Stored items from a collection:
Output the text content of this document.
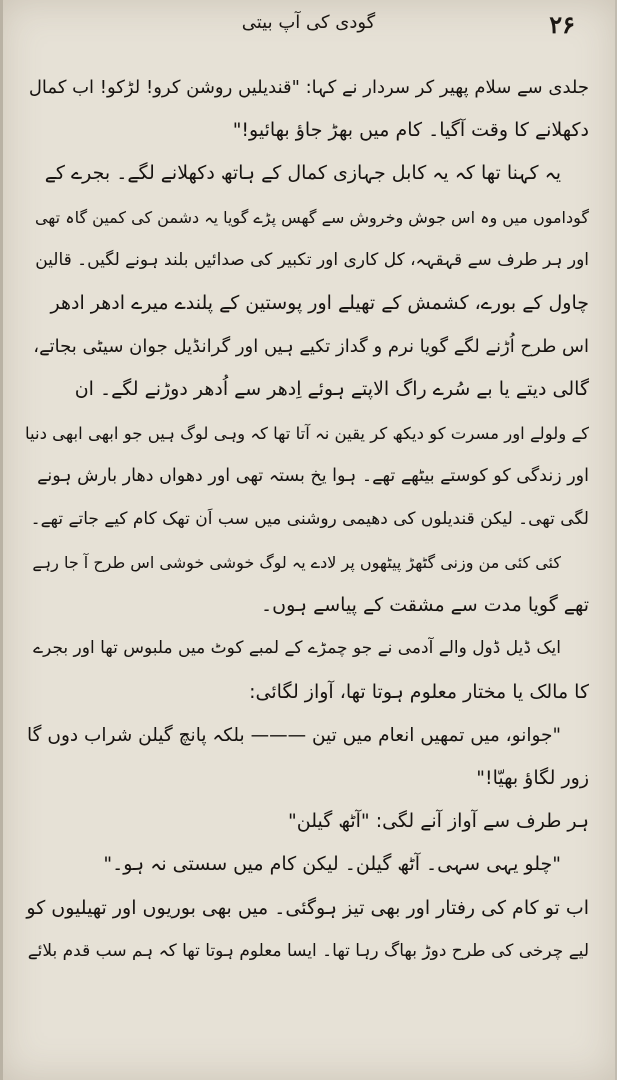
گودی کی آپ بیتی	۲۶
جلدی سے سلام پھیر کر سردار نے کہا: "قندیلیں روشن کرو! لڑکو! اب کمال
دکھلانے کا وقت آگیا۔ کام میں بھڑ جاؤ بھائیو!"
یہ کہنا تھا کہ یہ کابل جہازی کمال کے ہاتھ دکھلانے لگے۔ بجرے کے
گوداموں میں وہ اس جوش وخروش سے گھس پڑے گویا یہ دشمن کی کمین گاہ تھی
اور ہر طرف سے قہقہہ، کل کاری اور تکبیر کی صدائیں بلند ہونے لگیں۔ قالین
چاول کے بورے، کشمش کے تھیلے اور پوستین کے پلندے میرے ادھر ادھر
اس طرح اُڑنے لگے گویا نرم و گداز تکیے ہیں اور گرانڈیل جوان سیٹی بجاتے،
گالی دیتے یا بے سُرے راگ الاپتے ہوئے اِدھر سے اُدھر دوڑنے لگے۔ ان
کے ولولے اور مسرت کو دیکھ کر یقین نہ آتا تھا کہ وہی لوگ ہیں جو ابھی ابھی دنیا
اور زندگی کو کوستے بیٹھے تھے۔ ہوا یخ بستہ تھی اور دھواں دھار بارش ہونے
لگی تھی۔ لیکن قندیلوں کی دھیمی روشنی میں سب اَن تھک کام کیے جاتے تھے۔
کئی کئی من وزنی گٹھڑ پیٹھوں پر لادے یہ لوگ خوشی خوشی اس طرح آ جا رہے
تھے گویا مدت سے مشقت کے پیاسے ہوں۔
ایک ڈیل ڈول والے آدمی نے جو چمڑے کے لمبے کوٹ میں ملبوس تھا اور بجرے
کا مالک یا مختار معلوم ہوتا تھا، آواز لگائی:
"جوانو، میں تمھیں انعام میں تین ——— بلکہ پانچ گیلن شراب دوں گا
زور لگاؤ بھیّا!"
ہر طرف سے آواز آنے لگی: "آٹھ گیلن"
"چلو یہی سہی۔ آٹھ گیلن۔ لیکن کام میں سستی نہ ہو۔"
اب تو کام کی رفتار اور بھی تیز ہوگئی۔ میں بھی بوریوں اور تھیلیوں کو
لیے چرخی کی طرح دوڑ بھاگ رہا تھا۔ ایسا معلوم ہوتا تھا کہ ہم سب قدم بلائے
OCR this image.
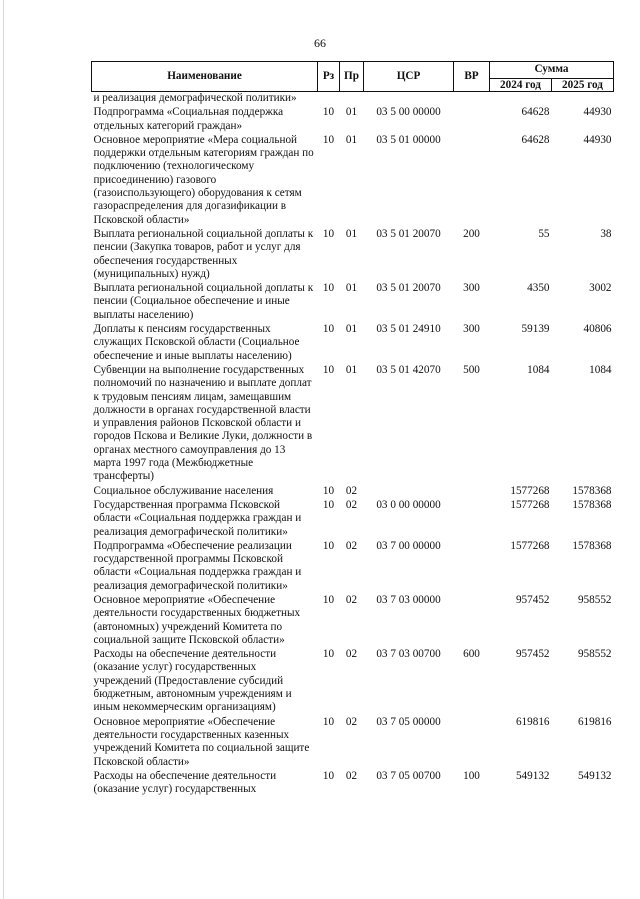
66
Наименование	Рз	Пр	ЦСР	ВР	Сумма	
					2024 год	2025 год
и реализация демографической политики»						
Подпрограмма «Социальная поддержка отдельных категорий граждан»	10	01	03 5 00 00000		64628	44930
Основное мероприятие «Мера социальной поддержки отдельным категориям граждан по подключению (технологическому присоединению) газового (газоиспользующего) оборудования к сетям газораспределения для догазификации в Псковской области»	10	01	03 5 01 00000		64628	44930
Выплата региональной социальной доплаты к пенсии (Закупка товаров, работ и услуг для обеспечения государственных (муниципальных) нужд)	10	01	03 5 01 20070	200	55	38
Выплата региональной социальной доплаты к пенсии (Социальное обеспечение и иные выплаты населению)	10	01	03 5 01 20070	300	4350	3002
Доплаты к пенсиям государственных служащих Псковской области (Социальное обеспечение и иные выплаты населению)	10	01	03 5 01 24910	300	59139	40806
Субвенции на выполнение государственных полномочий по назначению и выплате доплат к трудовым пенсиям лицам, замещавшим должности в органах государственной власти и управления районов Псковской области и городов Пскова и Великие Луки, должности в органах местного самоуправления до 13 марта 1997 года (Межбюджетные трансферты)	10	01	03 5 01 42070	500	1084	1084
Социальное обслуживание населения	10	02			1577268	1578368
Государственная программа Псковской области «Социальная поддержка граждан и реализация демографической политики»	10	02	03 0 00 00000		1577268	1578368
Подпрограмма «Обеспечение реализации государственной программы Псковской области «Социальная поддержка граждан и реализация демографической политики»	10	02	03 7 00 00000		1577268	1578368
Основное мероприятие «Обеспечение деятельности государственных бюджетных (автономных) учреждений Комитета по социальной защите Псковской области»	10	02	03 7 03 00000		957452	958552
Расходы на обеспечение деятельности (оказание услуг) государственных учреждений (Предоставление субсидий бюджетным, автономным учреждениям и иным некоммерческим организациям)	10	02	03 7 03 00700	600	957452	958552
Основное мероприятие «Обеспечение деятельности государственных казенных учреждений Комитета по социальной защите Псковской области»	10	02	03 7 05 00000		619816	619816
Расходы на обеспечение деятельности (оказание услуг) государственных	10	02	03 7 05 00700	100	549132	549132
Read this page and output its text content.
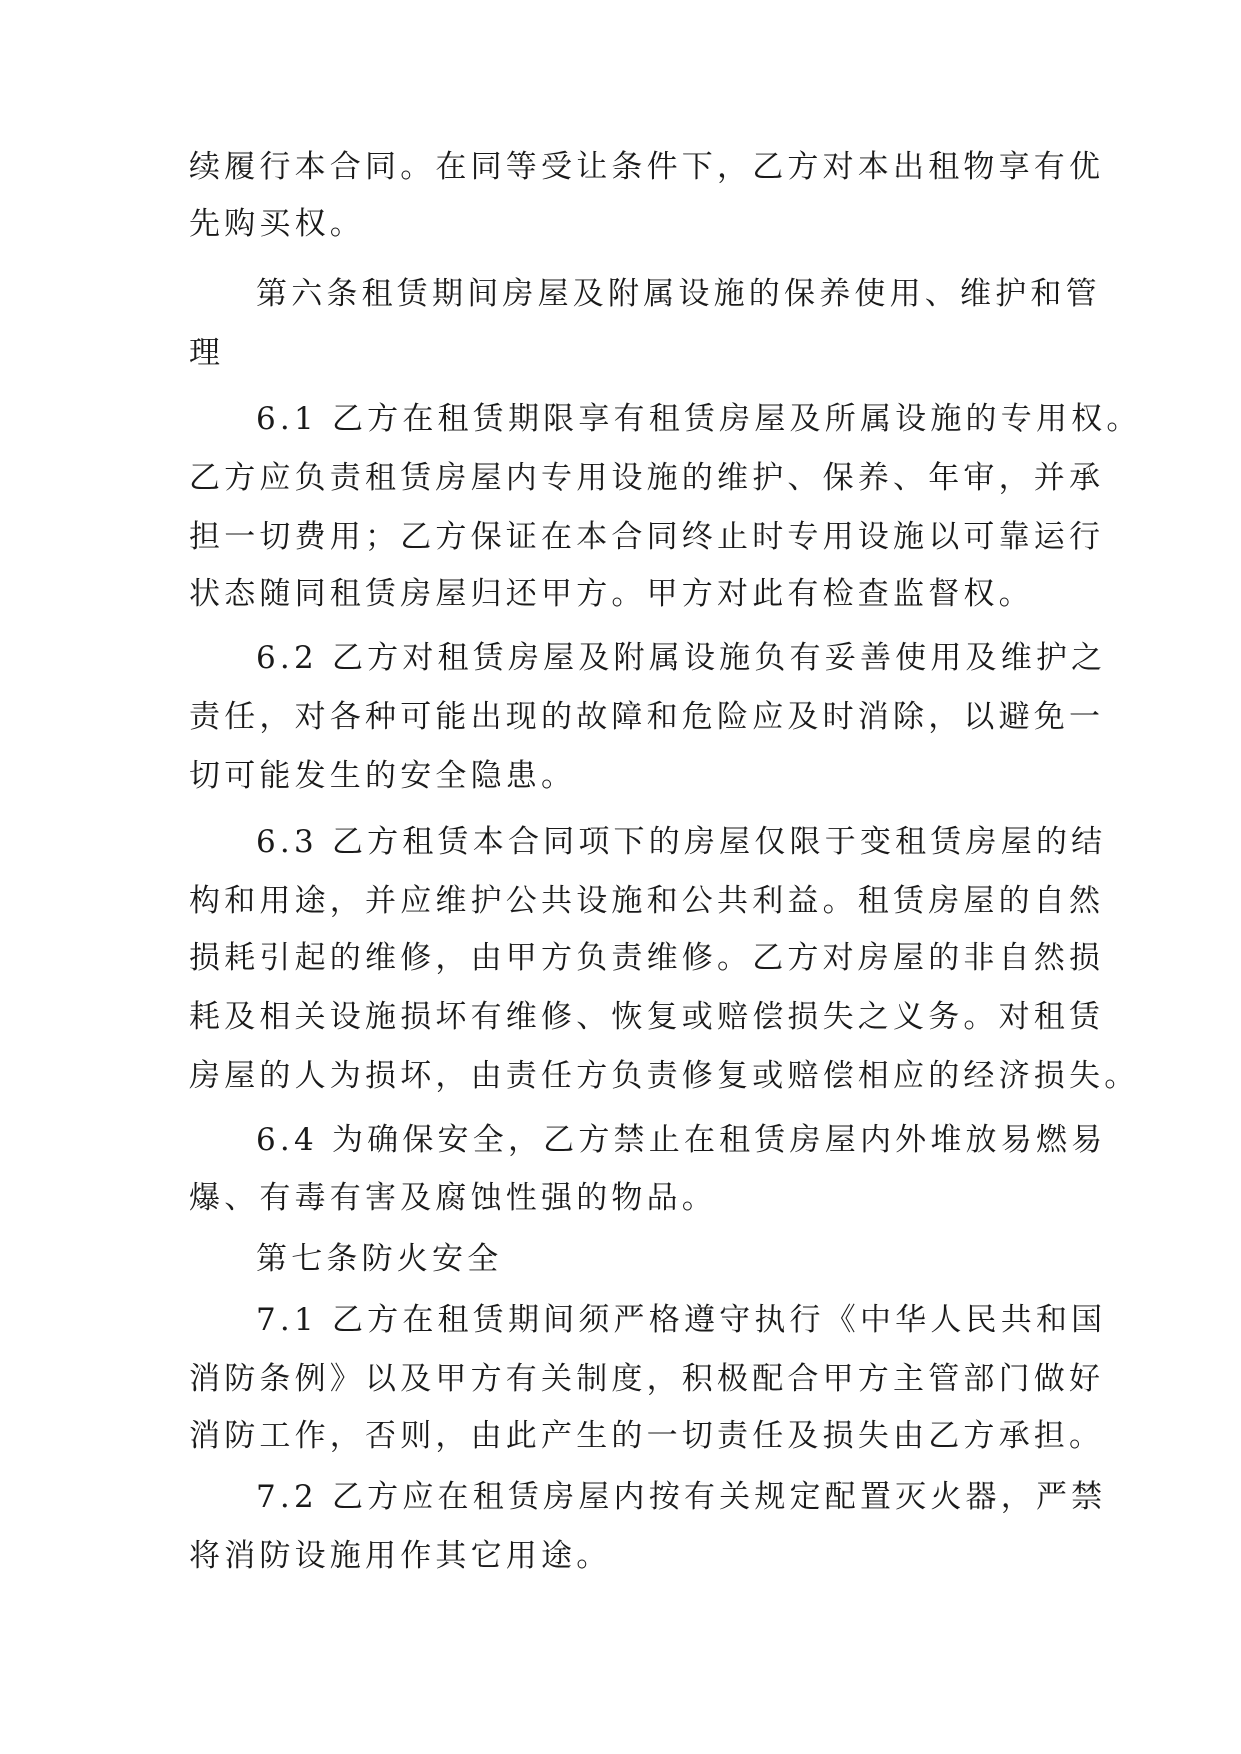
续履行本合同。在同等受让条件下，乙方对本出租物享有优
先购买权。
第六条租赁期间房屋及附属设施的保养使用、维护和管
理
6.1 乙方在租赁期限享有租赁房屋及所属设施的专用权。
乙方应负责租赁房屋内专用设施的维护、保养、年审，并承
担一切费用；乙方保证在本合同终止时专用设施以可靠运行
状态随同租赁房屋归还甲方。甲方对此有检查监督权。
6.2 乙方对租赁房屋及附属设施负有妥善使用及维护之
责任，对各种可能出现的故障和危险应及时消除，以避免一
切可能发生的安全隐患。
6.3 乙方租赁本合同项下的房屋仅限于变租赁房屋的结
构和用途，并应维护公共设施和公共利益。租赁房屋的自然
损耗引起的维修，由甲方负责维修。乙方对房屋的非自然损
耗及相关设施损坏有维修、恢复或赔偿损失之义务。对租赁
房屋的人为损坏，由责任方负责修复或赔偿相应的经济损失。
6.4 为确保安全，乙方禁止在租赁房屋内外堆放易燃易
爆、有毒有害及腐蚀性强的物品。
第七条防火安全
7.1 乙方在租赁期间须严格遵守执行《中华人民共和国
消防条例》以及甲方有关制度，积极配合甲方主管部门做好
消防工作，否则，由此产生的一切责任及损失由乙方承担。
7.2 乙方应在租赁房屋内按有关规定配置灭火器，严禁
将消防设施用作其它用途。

GOAL OF THE EXERCISE.
Within the listing above, copy each line that has the string "мероприятие".

SOLUTION BELOW.
Основное мероприятие «Мера социальной поддержки отдельным категориям граждан по подключению (технологическому присоединению) газового (газоиспользующего) оборудования к сетям газораспределения для догазификации в Псковской области»	10	01	03 5 01 00000		64628	44930
Основное мероприятие «Обеспечение деятельности государственных бюджетных (автономных) учреждений Комитета по социальной защите Псковской области»	10	02	03 7 03 00000		957452	958552
Основное мероприятие «Обеспечение деятельности государственных казенных учреждений Комитета по социальной защите Псковской области»	10	02	03 7 05 00000		619816	619816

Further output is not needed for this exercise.